Directions: From the records below, pull each line that has "name".

Stored rows:

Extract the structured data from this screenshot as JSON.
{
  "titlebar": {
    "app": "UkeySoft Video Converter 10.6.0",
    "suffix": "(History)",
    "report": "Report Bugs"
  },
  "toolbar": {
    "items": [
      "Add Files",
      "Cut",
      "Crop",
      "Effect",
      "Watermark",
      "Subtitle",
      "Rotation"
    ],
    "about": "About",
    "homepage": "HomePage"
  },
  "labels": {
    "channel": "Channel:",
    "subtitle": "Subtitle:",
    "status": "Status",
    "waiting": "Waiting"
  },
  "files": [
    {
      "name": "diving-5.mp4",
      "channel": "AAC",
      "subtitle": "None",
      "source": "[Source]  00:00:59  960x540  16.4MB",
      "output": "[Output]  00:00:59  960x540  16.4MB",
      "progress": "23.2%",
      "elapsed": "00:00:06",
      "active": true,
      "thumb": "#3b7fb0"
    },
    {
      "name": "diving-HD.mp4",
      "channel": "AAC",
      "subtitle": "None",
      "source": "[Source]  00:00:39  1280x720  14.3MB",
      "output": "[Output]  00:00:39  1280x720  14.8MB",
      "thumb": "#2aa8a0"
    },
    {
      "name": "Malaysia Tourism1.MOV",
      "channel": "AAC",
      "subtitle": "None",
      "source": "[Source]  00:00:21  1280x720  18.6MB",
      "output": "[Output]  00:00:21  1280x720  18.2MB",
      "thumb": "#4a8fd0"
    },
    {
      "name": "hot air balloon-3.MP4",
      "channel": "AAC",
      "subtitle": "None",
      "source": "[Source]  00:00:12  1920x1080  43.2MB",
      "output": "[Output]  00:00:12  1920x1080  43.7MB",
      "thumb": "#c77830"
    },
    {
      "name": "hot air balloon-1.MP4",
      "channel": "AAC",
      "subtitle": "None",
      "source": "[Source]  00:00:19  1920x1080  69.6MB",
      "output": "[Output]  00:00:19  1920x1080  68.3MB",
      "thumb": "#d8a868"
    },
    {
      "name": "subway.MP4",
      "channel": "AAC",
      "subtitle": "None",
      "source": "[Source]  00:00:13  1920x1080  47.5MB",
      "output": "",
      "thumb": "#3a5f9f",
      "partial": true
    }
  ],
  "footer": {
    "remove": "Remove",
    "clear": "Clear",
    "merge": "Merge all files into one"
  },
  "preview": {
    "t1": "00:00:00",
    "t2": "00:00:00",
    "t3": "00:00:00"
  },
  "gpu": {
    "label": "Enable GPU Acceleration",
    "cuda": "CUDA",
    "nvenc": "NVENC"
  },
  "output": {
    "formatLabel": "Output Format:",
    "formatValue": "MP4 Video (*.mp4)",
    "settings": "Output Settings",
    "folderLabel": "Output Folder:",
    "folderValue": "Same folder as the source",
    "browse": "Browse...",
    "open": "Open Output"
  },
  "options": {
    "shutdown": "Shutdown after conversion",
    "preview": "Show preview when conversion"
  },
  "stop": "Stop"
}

Answer to the task:
      "name": "diving-5.mp4",
      "name": "diving-HD.mp4",
      "name": "Malaysia Tourism1.MOV",
      "name": "hot air balloon-3.MP4",
      "name": "hot air balloon-1.MP4",
      "name": "subway.MP4",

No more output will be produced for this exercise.